## The problem
Set the listing down again in full, word for word, with the pictures left out.
__________________________________________________
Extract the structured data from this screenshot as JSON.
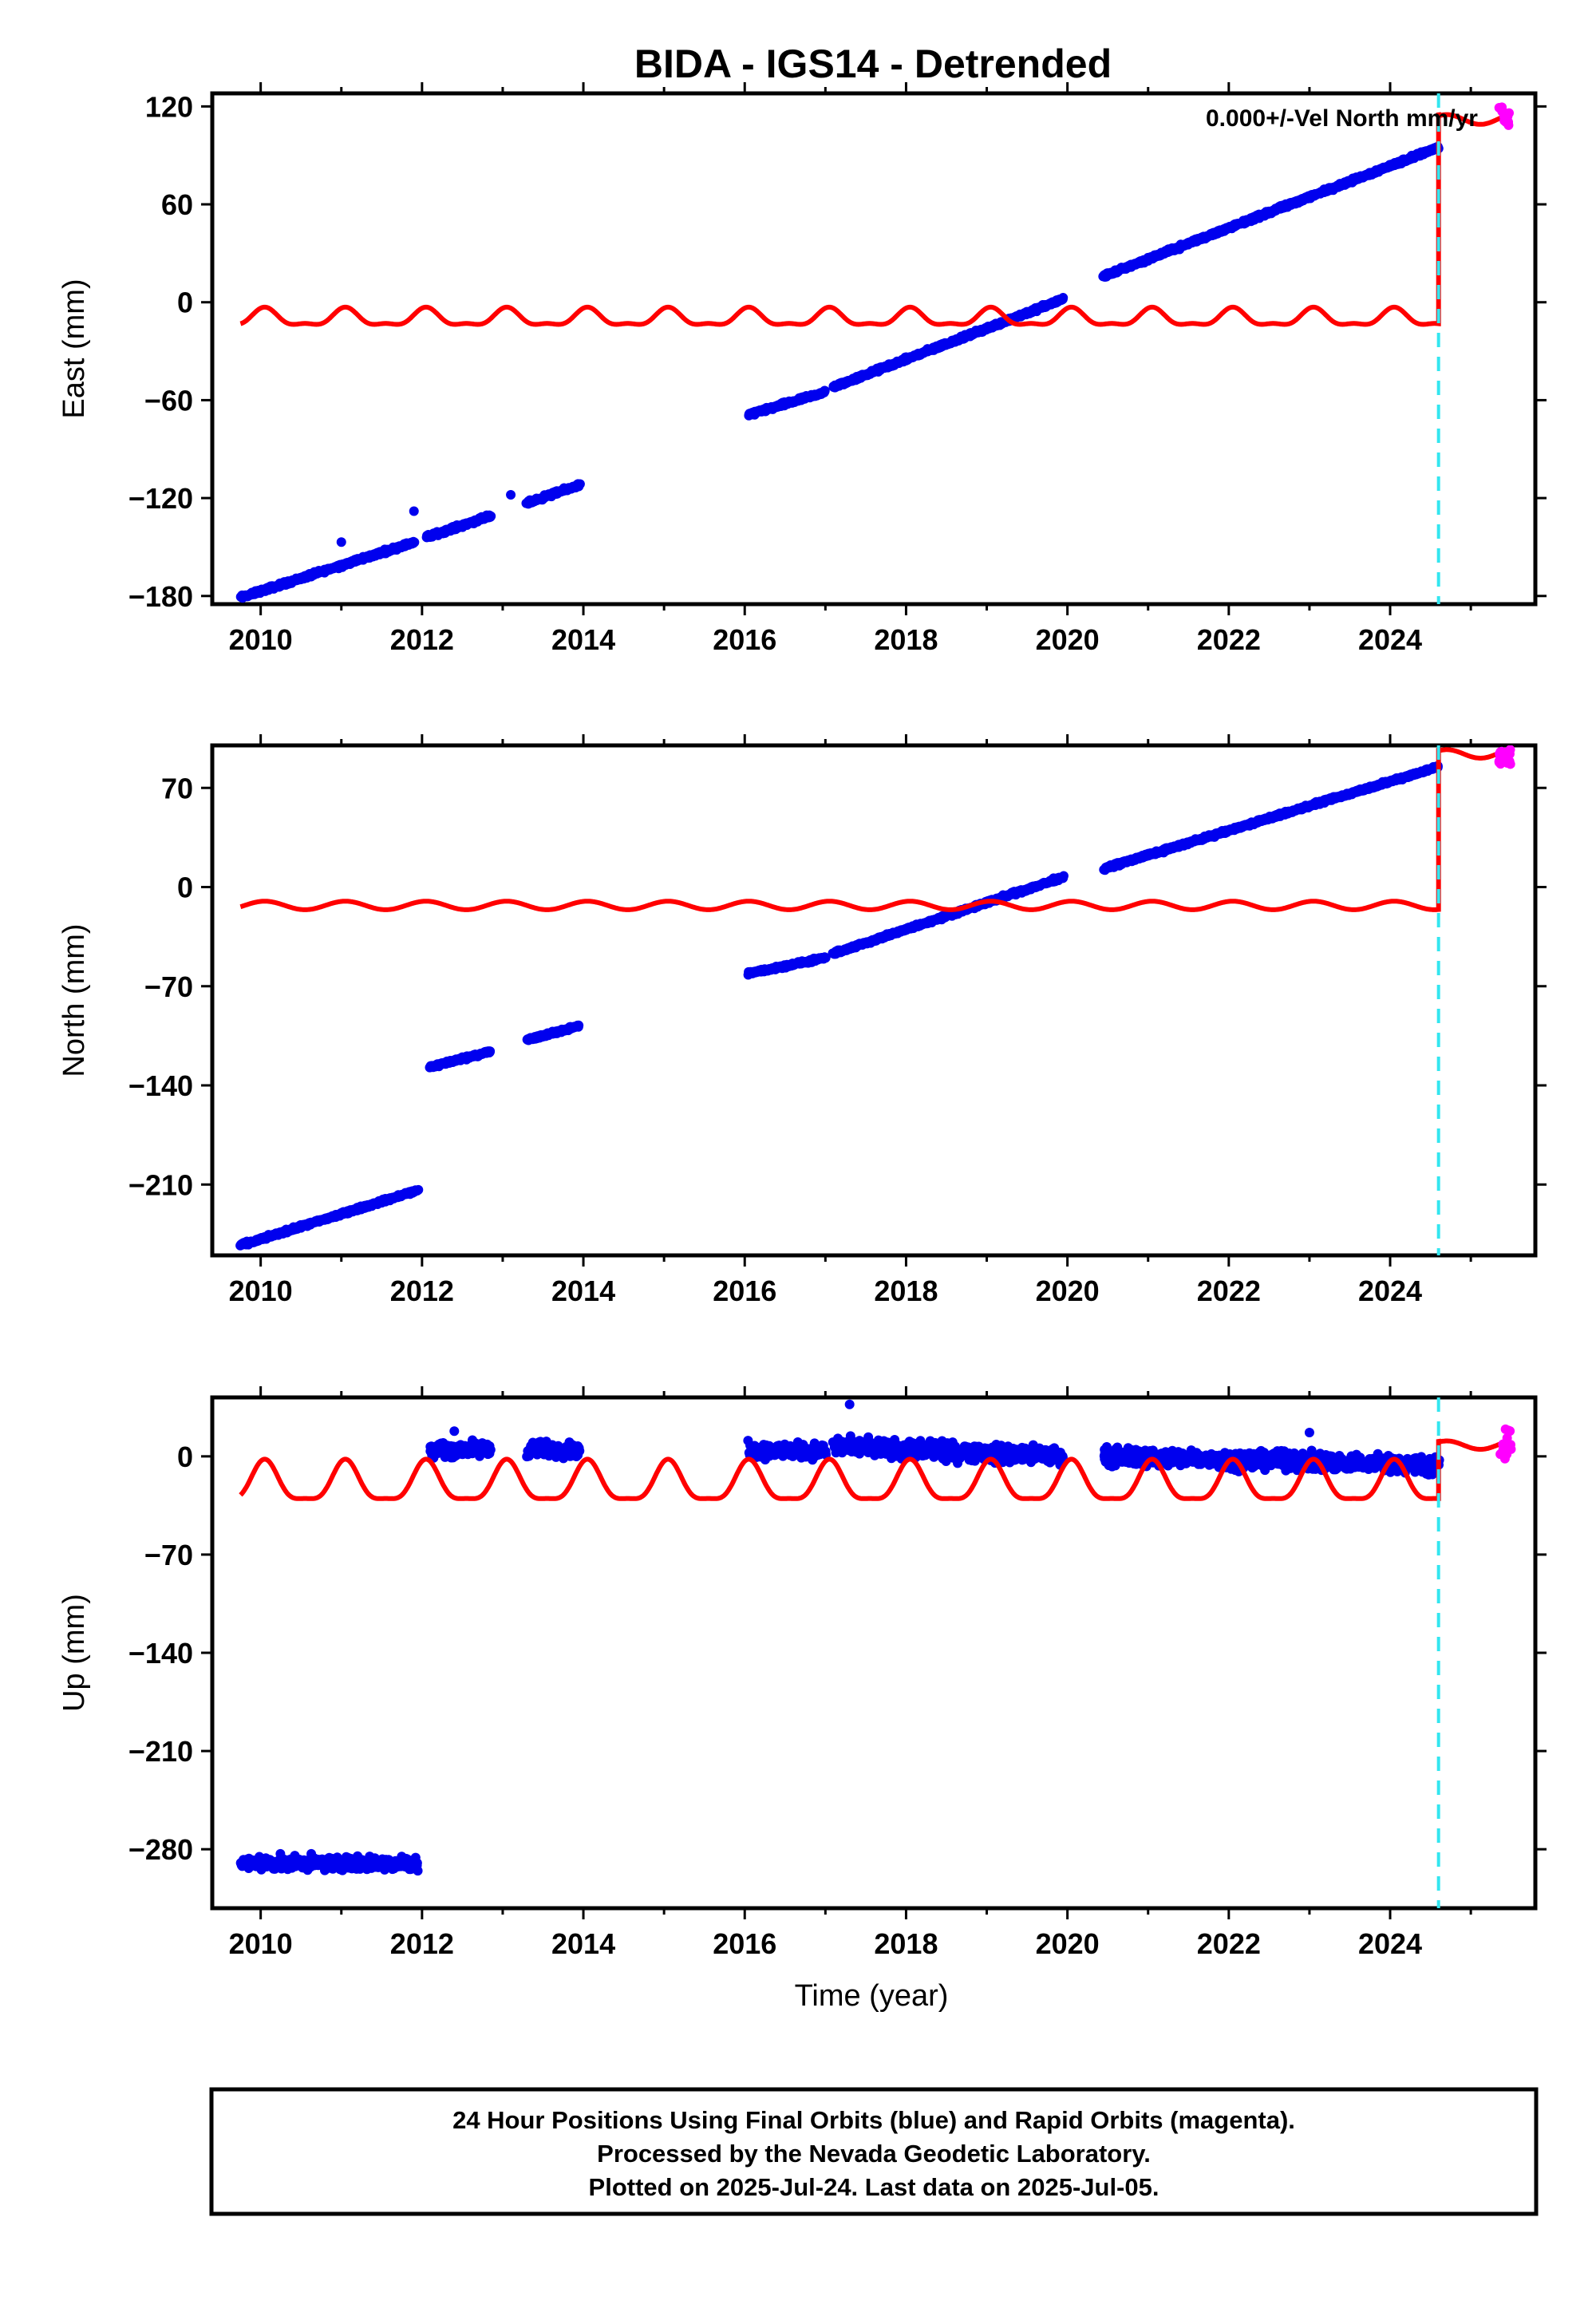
{
  "page_title": "BIDA - IGS14 - Detrended",
  "velocity_note": "0.000+/-Vel North mm/yr",
  "xlabel": "Time (year)",
  "footer": {
    "line1": "24 Hour Positions Using Final Orbits (blue) and Rapid Orbits (magenta).",
    "line2": "Processed by the Nevada Geodetic Laboratory.",
    "line3": "Plotted on 2025-Jul-24. Last data on 2025-Jul-05."
  },
  "colors": {
    "final": "#0000ee",
    "rapid": "#ff00ff",
    "model": "#ff0000",
    "equipment_change": "#33e6f0"
  },
  "chart_data": [
    {
      "type": "scatter",
      "ylabel": "East (mm)",
      "xlim": [
        2009.4,
        2025.8
      ],
      "ylim": [
        -185,
        128
      ],
      "x_ticks": [
        "2010",
        "2012",
        "2014",
        "2016",
        "2018",
        "2020",
        "2022",
        "2024"
      ],
      "y_ticks": [
        "120",
        "60",
        "0",
        "−60",
        "−120",
        "−180"
      ],
      "y_tick_values": [
        120,
        60,
        0,
        -60,
        -120,
        -180
      ],
      "segments": [
        {
          "x": [
            2009.75,
            2011.9
          ],
          "y": [
            -181,
            -147
          ]
        },
        {
          "x": [
            2012.05,
            2012.85
          ],
          "y": [
            -144,
            -131
          ]
        },
        {
          "x": [
            2013.3,
            2013.95
          ],
          "y": [
            -123,
            -112
          ]
        },
        {
          "x": [
            2016.05,
            2017.0
          ],
          "y": [
            -69,
            -55
          ]
        },
        {
          "x": [
            2017.1,
            2019.95
          ],
          "y": [
            -52,
            2
          ]
        },
        {
          "x": [
            2020.45,
            2024.6
          ],
          "y": [
            16,
            95
          ]
        }
      ],
      "isolated_points": [
        {
          "x": 2011.0,
          "y": -147
        },
        {
          "x": 2011.9,
          "y": -128
        },
        {
          "x": 2013.1,
          "y": -118
        }
      ],
      "rapid_range": {
        "x": [
          2025.35,
          2025.5
        ],
        "y": [
          108,
          120
        ]
      },
      "model": {
        "pre": {
          "offset": -10,
          "annual_amp": 5,
          "semi_amp": 2,
          "x_end": 2024.6
        },
        "post": {
          "offset": 112,
          "x_start": 2024.6
        }
      },
      "equipment_change_year": 2024.6
    },
    {
      "type": "scatter",
      "ylabel": "North (mm)",
      "xlim": [
        2009.4,
        2025.8
      ],
      "ylim": [
        -260,
        100
      ],
      "x_ticks": [
        "2010",
        "2012",
        "2014",
        "2016",
        "2018",
        "2020",
        "2022",
        "2024"
      ],
      "y_ticks": [
        "70",
        "0",
        "−70",
        "−140",
        "−210"
      ],
      "y_tick_values": [
        70,
        0,
        -70,
        -140,
        -210
      ],
      "segments": [
        {
          "x": [
            2009.75,
            2011.95
          ],
          "y": [
            -253,
            -214
          ]
        },
        {
          "x": [
            2012.1,
            2012.85
          ],
          "y": [
            -127,
            -116
          ]
        },
        {
          "x": [
            2013.3,
            2013.95
          ],
          "y": [
            -108,
            -98
          ]
        },
        {
          "x": [
            2016.05,
            2017.0
          ],
          "y": [
            -61,
            -50
          ]
        },
        {
          "x": [
            2017.1,
            2019.95
          ],
          "y": [
            -47,
            7
          ]
        },
        {
          "x": [
            2020.45,
            2024.6
          ],
          "y": [
            13,
            85
          ]
        }
      ],
      "isolated_points": [],
      "rapid_range": {
        "x": [
          2025.35,
          2025.5
        ],
        "y": [
          86,
          97
        ]
      },
      "model": {
        "pre": {
          "offset": -13,
          "annual_amp": 3,
          "semi_amp": 0,
          "x_end": 2024.6
        },
        "post": {
          "offset": 94,
          "x_start": 2024.6
        }
      },
      "equipment_change_year": 2024.6
    },
    {
      "type": "scatter",
      "ylabel": "Up (mm)",
      "xlim": [
        2009.4,
        2025.8
      ],
      "ylim": [
        -322,
        42
      ],
      "x_ticks": [
        "2010",
        "2012",
        "2014",
        "2016",
        "2018",
        "2020",
        "2022",
        "2024"
      ],
      "y_ticks": [
        "0",
        "−70",
        "−140",
        "−210",
        "−280"
      ],
      "y_tick_values": [
        0,
        -70,
        -140,
        -210,
        -280
      ],
      "segments": [
        {
          "x": [
            2009.75,
            2011.95
          ],
          "y": [
            -290,
            -290
          ],
          "spread": 7
        },
        {
          "x": [
            2012.1,
            2012.85
          ],
          "y": [
            5,
            5
          ],
          "spread": 8
        },
        {
          "x": [
            2013.3,
            2013.95
          ],
          "y": [
            5,
            5
          ],
          "spread": 8
        },
        {
          "x": [
            2016.05,
            2017.0
          ],
          "y": [
            4,
            4
          ],
          "spread": 8
        },
        {
          "x": [
            2017.1,
            2019.95
          ],
          "y": [
            7,
            0
          ],
          "spread": 9
        },
        {
          "x": [
            2020.45,
            2024.6
          ],
          "y": [
            0,
            -6
          ],
          "spread": 9
        }
      ],
      "isolated_points": [
        {
          "x": 2017.3,
          "y": 37
        },
        {
          "x": 2012.4,
          "y": 18
        },
        {
          "x": 2023.0,
          "y": 17
        }
      ],
      "rapid_range": {
        "x": [
          2025.35,
          2025.5
        ],
        "y": [
          -2,
          20
        ]
      },
      "model": {
        "pre": {
          "offset": -20,
          "annual_amp": 14,
          "semi_amp": 4,
          "x_end": 2024.6
        },
        "post": {
          "offset": 8,
          "x_start": 2024.6
        }
      },
      "equipment_change_year": 2024.6
    }
  ]
}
__________________________________________________
## Answer for the task
Extract the structured data from this screenshot as JSON.
{
  "page_title": "BIDA - IGS14 - Detrended",
  "velocity_note": "0.000+/-Vel North mm/yr",
  "xlabel": "Time (year)",
  "footer": {
    "line1": "24 Hour Positions Using Final Orbits (blue) and Rapid Orbits (magenta).",
    "line2": "Processed by the Nevada Geodetic Laboratory.",
    "line3": "Plotted on 2025-Jul-24. Last data on 2025-Jul-05."
  },
  "colors": {
    "final": "#0000ee",
    "rapid": "#ff00ff",
    "model": "#ff0000",
    "equipment_change": "#33e6f0"
  },
  "chart_data": [
    {
      "type": "scatter",
      "ylabel": "East (mm)",
      "xlim": [
        2009.4,
        2025.8
      ],
      "ylim": [
        -185,
        128
      ],
      "x_ticks": [
        "2010",
        "2012",
        "2014",
        "2016",
        "2018",
        "2020",
        "2022",
        "2024"
      ],
      "y_ticks": [
        "120",
        "60",
        "0",
        "−60",
        "−120",
        "−180"
      ],
      "y_tick_values": [
        120,
        60,
        0,
        -60,
        -120,
        -180
      ],
      "segments": [
        {
          "x": [
            2009.75,
            2011.9
          ],
          "y": [
            -181,
            -147
          ]
        },
        {
          "x": [
            2012.05,
            2012.85
          ],
          "y": [
            -144,
            -131
          ]
        },
        {
          "x": [
            2013.3,
            2013.95
          ],
          "y": [
            -123,
            -112
          ]
        },
        {
          "x": [
            2016.05,
            2017.0
          ],
          "y": [
            -69,
            -55
          ]
        },
        {
          "x": [
            2017.1,
            2019.95
          ],
          "y": [
            -52,
            2
          ]
        },
        {
          "x": [
            2020.45,
            2024.6
          ],
          "y": [
            16,
            95
          ]
        }
      ],
      "isolated_points": [
        {
          "x": 2011.0,
          "y": -147
        },
        {
          "x": 2011.9,
          "y": -128
        },
        {
          "x": 2013.1,
          "y": -118
        }
      ],
      "rapid_range": {
        "x": [
          2025.35,
          2025.5
        ],
        "y": [
          108,
          120
        ]
      },
      "model": {
        "pre": {
          "offset": -10,
          "annual_amp": 5,
          "semi_amp": 2,
          "x_end": 2024.6
        },
        "post": {
          "offset": 112,
          "x_start": 2024.6
        }
      },
      "equipment_change_year": 2024.6
    },
    {
      "type": "scatter",
      "ylabel": "North (mm)",
      "xlim": [
        2009.4,
        2025.8
      ],
      "ylim": [
        -260,
        100
      ],
      "x_ticks": [
        "2010",
        "2012",
        "2014",
        "2016",
        "2018",
        "2020",
        "2022",
        "2024"
      ],
      "y_ticks": [
        "70",
        "0",
        "−70",
        "−140",
        "−210"
      ],
      "y_tick_values": [
        70,
        0,
        -70,
        -140,
        -210
      ],
      "segments": [
        {
          "x": [
            2009.75,
            2011.95
          ],
          "y": [
            -253,
            -214
          ]
        },
        {
          "x": [
            2012.1,
            2012.85
          ],
          "y": [
            -127,
            -116
          ]
        },
        {
          "x": [
            2013.3,
            2013.95
          ],
          "y": [
            -108,
            -98
          ]
        },
        {
          "x": [
            2016.05,
            2017.0
          ],
          "y": [
            -61,
            -50
          ]
        },
        {
          "x": [
            2017.1,
            2019.95
          ],
          "y": [
            -47,
            7
          ]
        },
        {
          "x": [
            2020.45,
            2024.6
          ],
          "y": [
            13,
            85
          ]
        }
      ],
      "isolated_points": [],
      "rapid_range": {
        "x": [
          2025.35,
          2025.5
        ],
        "y": [
          86,
          97
        ]
      },
      "model": {
        "pre": {
          "offset": -13,
          "annual_amp": 3,
          "semi_amp": 0,
          "x_end": 2024.6
        },
        "post": {
          "offset": 94,
          "x_start": 2024.6
        }
      },
      "equipment_change_year": 2024.6
    },
    {
      "type": "scatter",
      "ylabel": "Up (mm)",
      "xlim": [
        2009.4,
        2025.8
      ],
      "ylim": [
        -322,
        42
      ],
      "x_ticks": [
        "2010",
        "2012",
        "2014",
        "2016",
        "2018",
        "2020",
        "2022",
        "2024"
      ],
      "y_ticks": [
        "0",
        "−70",
        "−140",
        "−210",
        "−280"
      ],
      "y_tick_values": [
        0,
        -70,
        -140,
        -210,
        -280
      ],
      "segments": [
        {
          "x": [
            2009.75,
            2011.95
          ],
          "y": [
            -290,
            -290
          ],
          "spread": 7
        },
        {
          "x": [
            2012.1,
            2012.85
          ],
          "y": [
            5,
            5
          ],
          "spread": 8
        },
        {
          "x": [
            2013.3,
            2013.95
          ],
          "y": [
            5,
            5
          ],
          "spread": 8
        },
        {
          "x": [
            2016.05,
            2017.0
          ],
          "y": [
            4,
            4
          ],
          "spread": 8
        },
        {
          "x": [
            2017.1,
            2019.95
          ],
          "y": [
            7,
            0
          ],
          "spread": 9
        },
        {
          "x": [
            2020.45,
            2024.6
          ],
          "y": [
            0,
            -6
          ],
          "spread": 9
        }
      ],
      "isolated_points": [
        {
          "x": 2017.3,
          "y": 37
        },
        {
          "x": 2012.4,
          "y": 18
        },
        {
          "x": 2023.0,
          "y": 17
        }
      ],
      "rapid_range": {
        "x": [
          2025.35,
          2025.5
        ],
        "y": [
          -2,
          20
        ]
      },
      "model": {
        "pre": {
          "offset": -20,
          "annual_amp": 14,
          "semi_amp": 4,
          "x_end": 2024.6
        },
        "post": {
          "offset": 8,
          "x_start": 2024.6
        }
      },
      "equipment_change_year": 2024.6
    }
  ]
}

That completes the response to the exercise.